## Start DATA FOR PROCESSING
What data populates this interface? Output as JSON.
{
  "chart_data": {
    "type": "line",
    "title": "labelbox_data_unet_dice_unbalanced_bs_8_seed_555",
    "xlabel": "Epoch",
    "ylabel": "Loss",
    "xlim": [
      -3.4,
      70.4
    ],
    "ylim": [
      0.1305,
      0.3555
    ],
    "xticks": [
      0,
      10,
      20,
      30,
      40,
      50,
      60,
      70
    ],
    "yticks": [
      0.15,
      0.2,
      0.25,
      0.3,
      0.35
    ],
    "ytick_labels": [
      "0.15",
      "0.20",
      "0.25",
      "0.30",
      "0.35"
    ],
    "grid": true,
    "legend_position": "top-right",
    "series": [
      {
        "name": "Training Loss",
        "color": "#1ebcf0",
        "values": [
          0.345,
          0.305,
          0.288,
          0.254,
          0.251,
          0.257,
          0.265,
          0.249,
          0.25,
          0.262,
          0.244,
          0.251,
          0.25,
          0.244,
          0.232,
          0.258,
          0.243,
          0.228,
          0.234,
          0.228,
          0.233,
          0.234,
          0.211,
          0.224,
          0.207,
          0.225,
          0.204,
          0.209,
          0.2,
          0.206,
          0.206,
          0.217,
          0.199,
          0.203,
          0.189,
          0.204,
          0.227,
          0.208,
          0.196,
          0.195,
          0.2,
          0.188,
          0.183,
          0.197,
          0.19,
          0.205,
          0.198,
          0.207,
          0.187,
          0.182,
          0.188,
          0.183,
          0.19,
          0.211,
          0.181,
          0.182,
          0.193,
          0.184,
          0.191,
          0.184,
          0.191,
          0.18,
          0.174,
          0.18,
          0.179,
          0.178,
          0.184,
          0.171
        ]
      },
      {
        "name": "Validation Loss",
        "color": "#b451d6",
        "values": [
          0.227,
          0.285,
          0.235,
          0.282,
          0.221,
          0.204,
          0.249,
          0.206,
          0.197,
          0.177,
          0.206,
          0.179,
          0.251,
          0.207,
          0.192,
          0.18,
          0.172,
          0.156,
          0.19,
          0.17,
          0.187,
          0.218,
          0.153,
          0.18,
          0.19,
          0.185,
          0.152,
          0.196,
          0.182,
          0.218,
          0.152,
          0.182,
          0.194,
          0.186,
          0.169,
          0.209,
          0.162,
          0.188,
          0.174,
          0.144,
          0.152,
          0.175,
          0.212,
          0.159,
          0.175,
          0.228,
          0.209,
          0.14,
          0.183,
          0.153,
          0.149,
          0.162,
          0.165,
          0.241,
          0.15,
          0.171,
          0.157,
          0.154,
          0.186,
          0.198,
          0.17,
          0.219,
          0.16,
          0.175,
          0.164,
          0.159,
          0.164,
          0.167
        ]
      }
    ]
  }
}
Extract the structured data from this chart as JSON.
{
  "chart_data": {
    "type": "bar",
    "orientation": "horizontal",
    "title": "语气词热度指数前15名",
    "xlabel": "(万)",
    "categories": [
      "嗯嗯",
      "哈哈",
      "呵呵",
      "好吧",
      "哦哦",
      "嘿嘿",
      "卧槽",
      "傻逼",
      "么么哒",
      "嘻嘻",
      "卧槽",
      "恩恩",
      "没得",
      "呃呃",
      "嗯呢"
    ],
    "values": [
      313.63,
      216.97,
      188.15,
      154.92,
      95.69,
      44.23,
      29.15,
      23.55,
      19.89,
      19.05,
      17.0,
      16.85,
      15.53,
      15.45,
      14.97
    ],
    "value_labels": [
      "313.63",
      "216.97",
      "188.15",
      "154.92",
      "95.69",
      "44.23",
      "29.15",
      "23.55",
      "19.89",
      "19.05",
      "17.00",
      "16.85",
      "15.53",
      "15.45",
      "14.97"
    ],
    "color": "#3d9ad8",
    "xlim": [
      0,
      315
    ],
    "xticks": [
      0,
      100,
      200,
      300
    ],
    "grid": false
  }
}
## End DATA FOR PROCESSING
Every line of the material must be returned exactly as it appears.

What data populates this interface? Output as JSON.
{
  "chart_data": {
    "type": "line",
    "title": "labelbox_data_unet_dice_unbalanced_bs_8_seed_555",
    "xlabel": "Epoch",
    "ylabel": "Loss",
    "xlim": [
      -3.4,
      70.4
    ],
    "ylim": [
      0.1305,
      0.3555
    ],
    "xticks": [
      0,
      10,
      20,
      30,
      40,
      50,
      60,
      70
    ],
    "yticks": [
      0.15,
      0.2,
      0.25,
      0.3,
      0.35
    ],
    "ytick_labels": [
      "0.15",
      "0.20",
      "0.25",
      "0.30",
      "0.35"
    ],
    "grid": true,
    "legend_position": "top-right",
    "series": [
      {
        "name": "Training Loss",
        "color": "#1ebcf0",
        "values": [
          0.345,
          0.305,
          0.288,
          0.254,
          0.251,
          0.257,
          0.265,
          0.249,
          0.25,
          0.262,
          0.244,
          0.251,
          0.25,
          0.244,
          0.232,
          0.258,
          0.243,
          0.228,
          0.234,
          0.228,
          0.233,
          0.234,
          0.211,
          0.224,
          0.207,
          0.225,
          0.204,
          0.209,
          0.2,
          0.206,
          0.206,
          0.217,
          0.199,
          0.203,
          0.189,
          0.204,
          0.227,
          0.208,
          0.196,
          0.195,
          0.2,
          0.188,
          0.183,
          0.197,
          0.19,
          0.205,
          0.198,
          0.207,
          0.187,
          0.182,
          0.188,
          0.183,
          0.19,
          0.211,
          0.181,
          0.182,
          0.193,
          0.184,
          0.191,
          0.184,
          0.191,
          0.18,
          0.174,
          0.18,
          0.179,
          0.178,
          0.184,
          0.171
        ]
      },
      {
        "name": "Validation Loss",
        "color": "#b451d6",
        "values": [
          0.227,
          0.285,
          0.235,
          0.282,
          0.221,
          0.204,
          0.249,
          0.206,
          0.197,
          0.177,
          0.206,
          0.179,
          0.251,
          0.207,
          0.192,
          0.18,
          0.172,
          0.156,
          0.19,
          0.17,
          0.187,
          0.218,
          0.153,
          0.18,
          0.19,
          0.185,
          0.152,
          0.196,
          0.182,
          0.218,
          0.152,
          0.182,
          0.194,
          0.186,
          0.169,
          0.209,
          0.162,
          0.188,
          0.174,
          0.144,
          0.152,
          0.175,
          0.212,
          0.159,
          0.175,
          0.228,
          0.209,
          0.14,
          0.183,
          0.153,
          0.149,
          0.162,
          0.165,
          0.241,
          0.15,
          0.171,
          0.157,
          0.154,
          0.186,
          0.198,
          0.17,
          0.219,
          0.16,
          0.175,
          0.164,
          0.159,
          0.164,
          0.167
        ]
      }
    ]
  }
}
Extract the structured data from this chart as JSON.
{
  "chart_data": {
    "type": "bar",
    "orientation": "horizontal",
    "title": "语气词热度指数前15名",
    "xlabel": "(万)",
    "categories": [
      "嗯嗯",
      "哈哈",
      "呵呵",
      "好吧",
      "哦哦",
      "嘿嘿",
      "卧槽",
      "傻逼",
      "么么哒",
      "嘻嘻",
      "卧槽",
      "恩恩",
      "没得",
      "呃呃",
      "嗯呢"
    ],
    "values": [
      313.63,
      216.97,
      188.15,
      154.92,
      95.69,
      44.23,
      29.15,
      23.55,
      19.89,
      19.05,
      17.0,
      16.85,
      15.53,
      15.45,
      14.97
    ],
    "value_labels": [
      "313.63",
      "216.97",
      "188.15",
      "154.92",
      "95.69",
      "44.23",
      "29.15",
      "23.55",
      "19.89",
      "19.05",
      "17.00",
      "16.85",
      "15.53",
      "15.45",
      "14.97"
    ],
    "color": "#3d9ad8",
    "xlim": [
      0,
      315
    ],
    "xticks": [
      0,
      100,
      200,
      300
    ],
    "grid": false
  }
}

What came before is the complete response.